(Data entries)
• • • • • • •
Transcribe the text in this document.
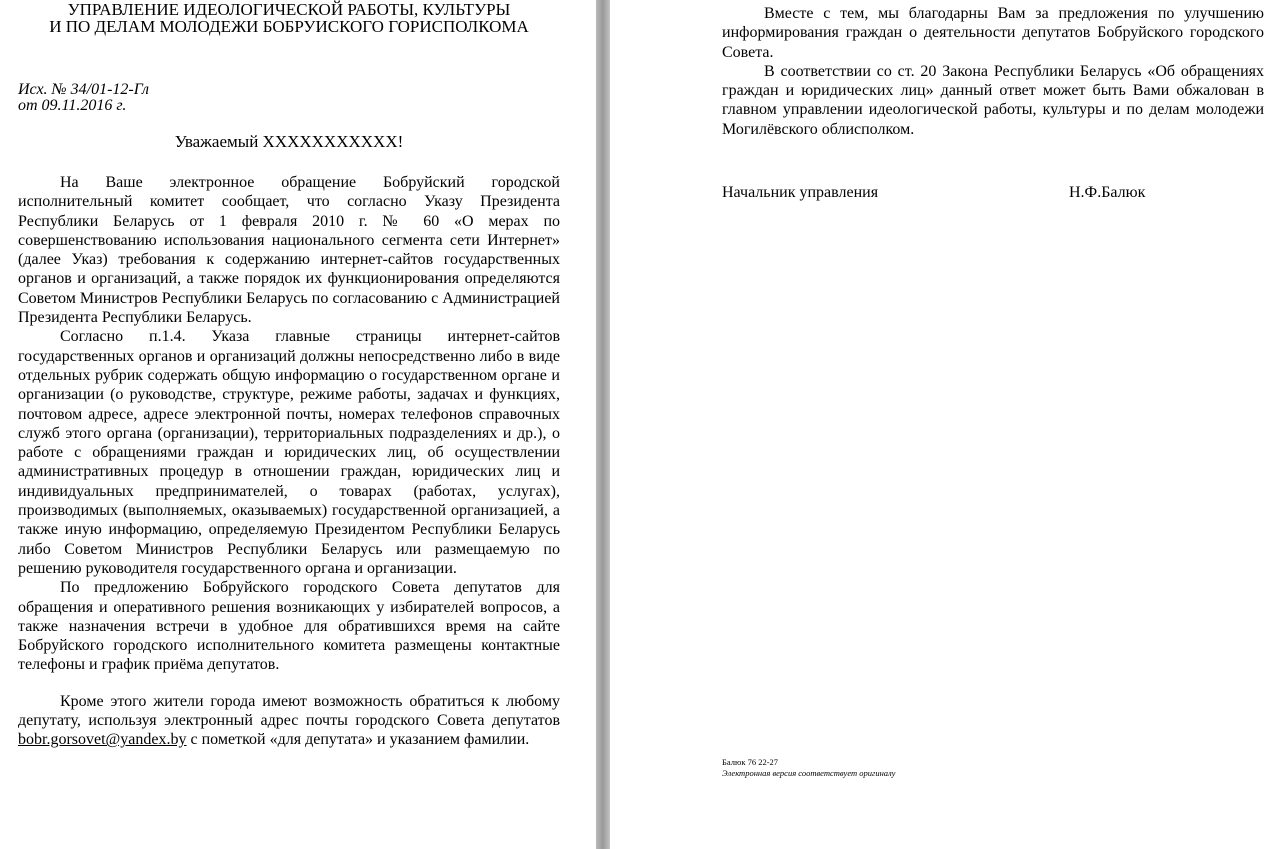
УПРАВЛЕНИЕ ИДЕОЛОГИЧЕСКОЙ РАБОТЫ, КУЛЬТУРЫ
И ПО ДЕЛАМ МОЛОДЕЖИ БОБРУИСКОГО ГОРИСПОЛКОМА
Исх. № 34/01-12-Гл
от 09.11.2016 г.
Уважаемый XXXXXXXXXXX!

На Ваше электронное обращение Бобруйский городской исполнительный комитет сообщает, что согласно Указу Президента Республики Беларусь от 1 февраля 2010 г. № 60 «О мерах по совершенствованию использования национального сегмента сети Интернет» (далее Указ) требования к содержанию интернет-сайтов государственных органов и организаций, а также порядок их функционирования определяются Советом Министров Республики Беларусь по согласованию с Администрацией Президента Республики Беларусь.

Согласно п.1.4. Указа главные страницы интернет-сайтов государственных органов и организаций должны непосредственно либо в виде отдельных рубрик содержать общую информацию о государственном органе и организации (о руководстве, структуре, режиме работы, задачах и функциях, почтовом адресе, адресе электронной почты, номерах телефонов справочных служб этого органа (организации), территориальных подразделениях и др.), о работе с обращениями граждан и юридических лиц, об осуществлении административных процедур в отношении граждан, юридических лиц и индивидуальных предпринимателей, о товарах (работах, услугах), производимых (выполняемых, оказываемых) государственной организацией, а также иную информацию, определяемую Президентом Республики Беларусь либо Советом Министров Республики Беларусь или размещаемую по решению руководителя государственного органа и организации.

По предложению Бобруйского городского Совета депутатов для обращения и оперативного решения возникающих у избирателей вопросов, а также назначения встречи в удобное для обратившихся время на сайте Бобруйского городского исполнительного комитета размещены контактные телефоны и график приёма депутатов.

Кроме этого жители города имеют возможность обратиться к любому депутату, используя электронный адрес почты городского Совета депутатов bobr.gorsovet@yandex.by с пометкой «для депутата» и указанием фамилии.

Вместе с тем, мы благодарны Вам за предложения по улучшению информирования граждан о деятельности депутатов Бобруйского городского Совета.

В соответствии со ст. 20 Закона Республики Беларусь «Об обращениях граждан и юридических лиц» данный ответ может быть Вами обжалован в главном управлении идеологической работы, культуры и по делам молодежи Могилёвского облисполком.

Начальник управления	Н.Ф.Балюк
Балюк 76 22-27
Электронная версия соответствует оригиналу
• • • • • • •
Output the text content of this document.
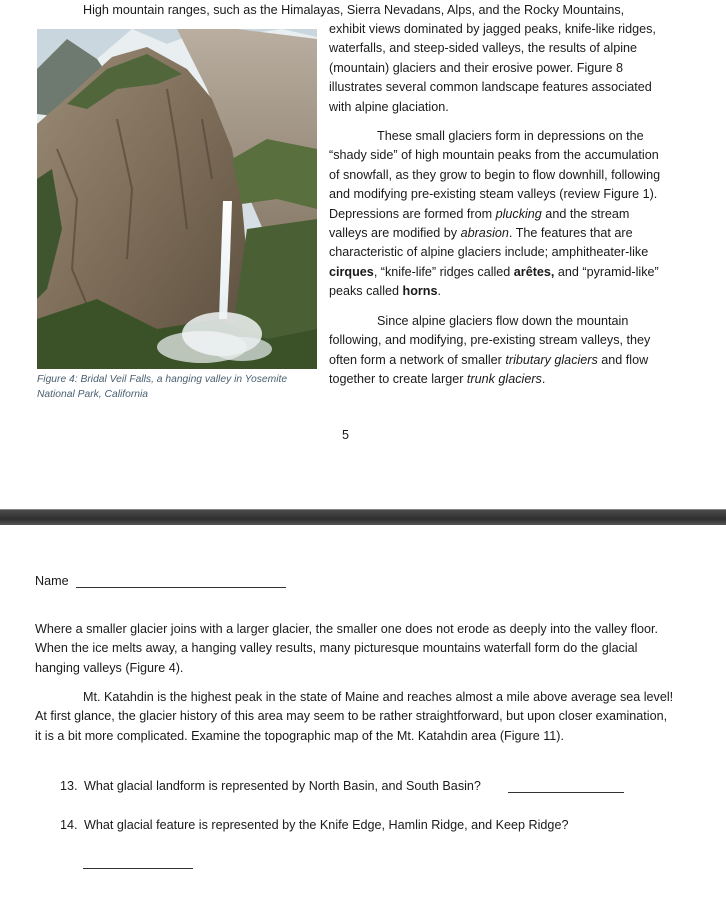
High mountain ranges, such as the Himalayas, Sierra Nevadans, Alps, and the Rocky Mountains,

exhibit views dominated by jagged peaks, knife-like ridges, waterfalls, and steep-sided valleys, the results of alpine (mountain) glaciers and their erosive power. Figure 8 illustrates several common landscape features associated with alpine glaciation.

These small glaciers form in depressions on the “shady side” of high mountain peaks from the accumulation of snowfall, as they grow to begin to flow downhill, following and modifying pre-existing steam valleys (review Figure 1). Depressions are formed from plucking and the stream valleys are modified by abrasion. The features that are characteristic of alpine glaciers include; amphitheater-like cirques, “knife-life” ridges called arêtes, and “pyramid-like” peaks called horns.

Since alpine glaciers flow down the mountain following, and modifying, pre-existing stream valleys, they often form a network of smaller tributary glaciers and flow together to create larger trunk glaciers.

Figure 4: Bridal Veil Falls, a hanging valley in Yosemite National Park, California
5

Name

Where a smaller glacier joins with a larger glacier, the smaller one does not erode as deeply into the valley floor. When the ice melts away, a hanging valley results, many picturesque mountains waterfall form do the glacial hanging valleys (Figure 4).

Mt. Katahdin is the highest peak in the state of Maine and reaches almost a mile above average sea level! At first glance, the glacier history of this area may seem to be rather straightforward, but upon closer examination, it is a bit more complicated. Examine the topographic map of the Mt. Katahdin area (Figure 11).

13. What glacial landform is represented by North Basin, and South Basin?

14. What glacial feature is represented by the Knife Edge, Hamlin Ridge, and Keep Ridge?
• • • • • • •
# Problem details:
Copy each line from the records above that includes the string "Бобруйского".

# Answer to the exercise:
По предложению Бобруйского городского Совета депутатов для обращения и оперативного решения возникающих у избирателей вопросов, а также назначения встречи в удобное для обратившихся время на сайте Бобруйского городского исполнительного комитета размещены контактные телефоны и график приёма депутатов.
Вместе с тем, мы благодарны Вам за предложения по улучшению информирования граждан о деятельности депутатов Бобруйского городского Совета.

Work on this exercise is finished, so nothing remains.